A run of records

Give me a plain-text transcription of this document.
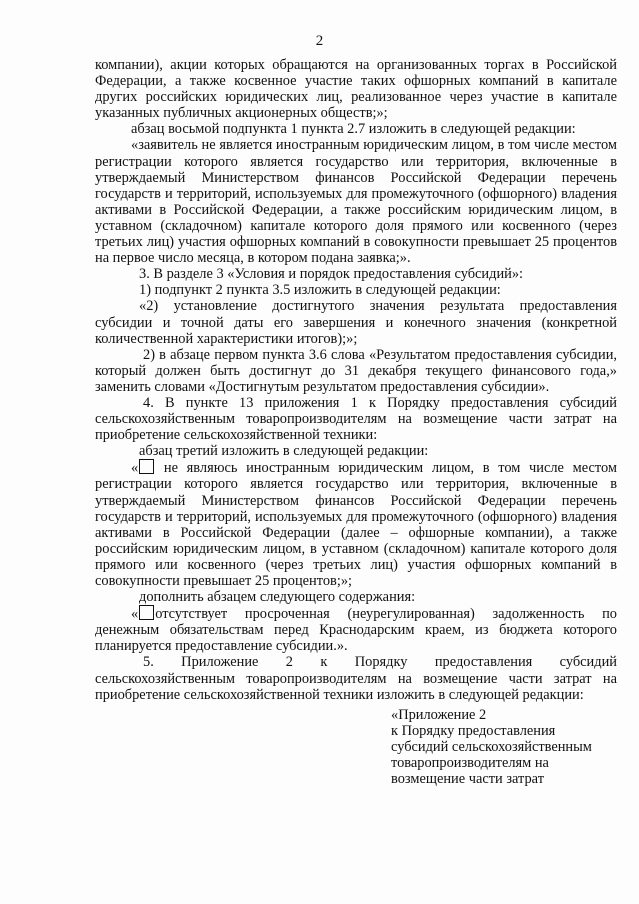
2

компании), акции которых обращаются на организованных торгах в Российской Федерации, а также косвенное участие таких офшорных компаний в капитале других российских юридических лиц, реализованное через участие в капитале указанных публичных акционерных обществ;»;

абзац восьмой подпункта 1 пункта 2.7 изложить в следующей редакции:

«заявитель не является иностранным юридическим лицом, в том числе местом регистрации которого является государство или территория, включенные в утверждаемый Министерством финансов Российской Федерации перечень государств и территорий, используемых для промежуточного (офшорного) владения активами в Российской Федерации, а также российским юридическим лицом, в уставном (складочном) капитале которого доля прямого или косвенного (через третьих лиц) участия офшорных компаний в совокупности превышает 25 процентов на первое число месяца, в котором подана заявка;».

3. В разделе 3 «Условия и порядок предоставления субсидий»:

1) подпункт 2 пункта 3.5 изложить в следующей редакции:

«2) установление достигнутого значения результата предоставления субсидии и точной даты его завершения и конечного значения (конкретной количественной характеристики итогов);»;

2) в абзаце первом пункта 3.6 слова «Результатом предоставления субсидии, который должен быть достигнут до 31 декабря текущего финансового года,» заменить словами «Достигнутым результатом предоставления субсидии».

4. В пункте 13 приложения 1 к Порядку предоставления субсидий сельскохозяйственным товаропроизводителям на возмещение части затрат на приобретение сельскохозяйственной техники:

абзац третий изложить в следующей редакции:

« не являюсь иностранным юридическим лицом, в том числе местом регистрации которого является государство или территория, включенные в утверждаемый Министерством финансов Российской Федерации перечень государств и территорий, используемых для промежуточного (офшорного) владения активами в Российской Федерации (далее – офшорные компании), а также российским юридическим лицом, в уставном (складочном) капитале которого доля прямого или косвенного (через третьих лиц) участия офшорных компаний в совокупности превышает 25 процентов;»;

дополнить абзацем следующего содержания:

« отсутствует просроченная (неурегулированная) задолженность по денежным обязательствам перед Краснодарским краем, из бюджета которого планируется предоставление субсидии.».

5. Приложение 2 к Порядку предоставления субсидий сельскохозяйственным товаропроизводителям на возмещение части затрат на приобретение сельскохозяйственной техники изложить в следующей редакции:

«Приложение 2
к Порядку предоставления
субсидий сельскохозяйственным
товаропроизводителям на
возмещение части затрат
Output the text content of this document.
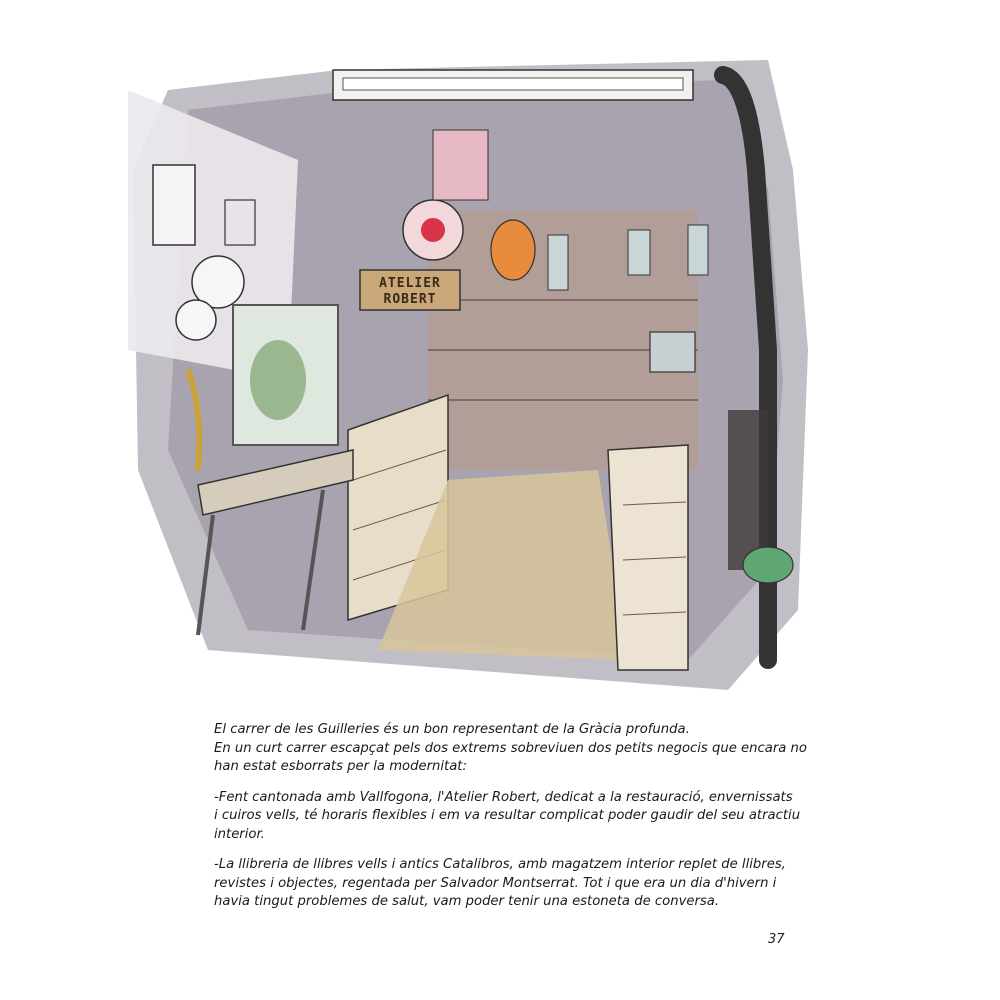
ATELIER
ROBERT

El carrer de les Guilleries és un bon representant de la Gràcia profunda.
En un curt carrer escapçat pels dos extrems sobreviuen dos petits negocis que encara no
han estat esborrats per la modernitat:

-Fent cantonada amb Vallfogona, l'Atelier Robert, dedicat a la restauració, envernissats
i cuiros vells, té horaris flexibles i em va resultar complicat poder gaudir del seu atractiu
interior.

-La llibreria de llibres vells i antics Catalibros, amb magatzem interior replet de llibres,
revistes i objectes, regentada per Salvador Montserrat. Tot i que era un dia d'hivern i
havia tingut problemes de salut, vam poder tenir una estoneta de conversa.

37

| OBJECTIVE |
Each entry above should be reproduced exactly, with the pictures removed.

| ANSWER TO THE EXERCISE |
Give me a plain-text transcription of this document.
2

компании), акции которых обращаются на организованных торгах в Российской Федерации, а также косвенное участие таких офшорных компаний в капитале других российских юридических лиц, реализованное через участие в капитале указанных публичных акционерных обществ;»;

абзац восьмой подпункта 1 пункта 2.7 изложить в следующей редакции:

«заявитель не является иностранным юридическим лицом, в том числе местом регистрации которого является государство или территория, включенные в утверждаемый Министерством финансов Российской Федерации перечень государств и территорий, используемых для промежуточного (офшорного) владения активами в Российской Федерации, а также российским юридическим лицом, в уставном (складочном) капитале которого доля прямого или косвенного (через третьих лиц) участия офшорных компаний в совокупности превышает 25 процентов на первое число месяца, в котором подана заявка;».

3. В разделе 3 «Условия и порядок предоставления субсидий»:

1) подпункт 2 пункта 3.5 изложить в следующей редакции:

«2) установление достигнутого значения результата предоставления субсидии и точной даты его завершения и конечного значения (конкретной количественной характеристики итогов);»;

2) в абзаце первом пункта 3.6 слова «Результатом предоставления субсидии, который должен быть достигнут до 31 декабря текущего финансового года,» заменить словами «Достигнутым результатом предоставления субсидии».

4. В пункте 13 приложения 1 к Порядку предоставления субсидий сельскохозяйственным товаропроизводителям на возмещение части затрат на приобретение сельскохозяйственной техники:

абзац третий изложить в следующей редакции:

« не являюсь иностранным юридическим лицом, в том числе местом регистрации которого является государство или территория, включенные в утверждаемый Министерством финансов Российской Федерации перечень государств и территорий, используемых для промежуточного (офшорного) владения активами в Российской Федерации (далее – офшорные компании), а также российским юридическим лицом, в уставном (складочном) капитале которого доля прямого или косвенного (через третьих лиц) участия офшорных компаний в совокупности превышает 25 процентов;»;

дополнить абзацем следующего содержания:

« отсутствует просроченная (неурегулированная) задолженность по денежным обязательствам перед Краснодарским краем, из бюджета которого планируется предоставление субсидии.».

5. Приложение 2 к Порядку предоставления субсидий сельскохозяйственным товаропроизводителям на возмещение части затрат на приобретение сельскохозяйственной техники изложить в следующей редакции:

«Приложение 2
к Порядку предоставления
субсидий сельскохозяйственным
товаропроизводителям на
возмещение части затрат
Output the text content of this document.
ATELIER
ROBERT

El carrer de les Guilleries és un bon representant de la Gràcia profunda.
En un curt carrer escapçat pels dos extrems sobreviuen dos petits negocis que encara no
han estat esborrats per la modernitat:

-Fent cantonada amb Vallfogona, l'Atelier Robert, dedicat a la restauració, envernissats
i cuiros vells, té horaris flexibles i em va resultar complicat poder gaudir del seu atractiu
interior.

-La llibreria de llibres vells i antics Catalibros, amb magatzem interior replet de llibres,
revistes i objectes, regentada per Salvador Montserrat. Tot i que era un dia d'hivern i
havia tingut problemes de salut, vam poder tenir una estoneta de conversa.

37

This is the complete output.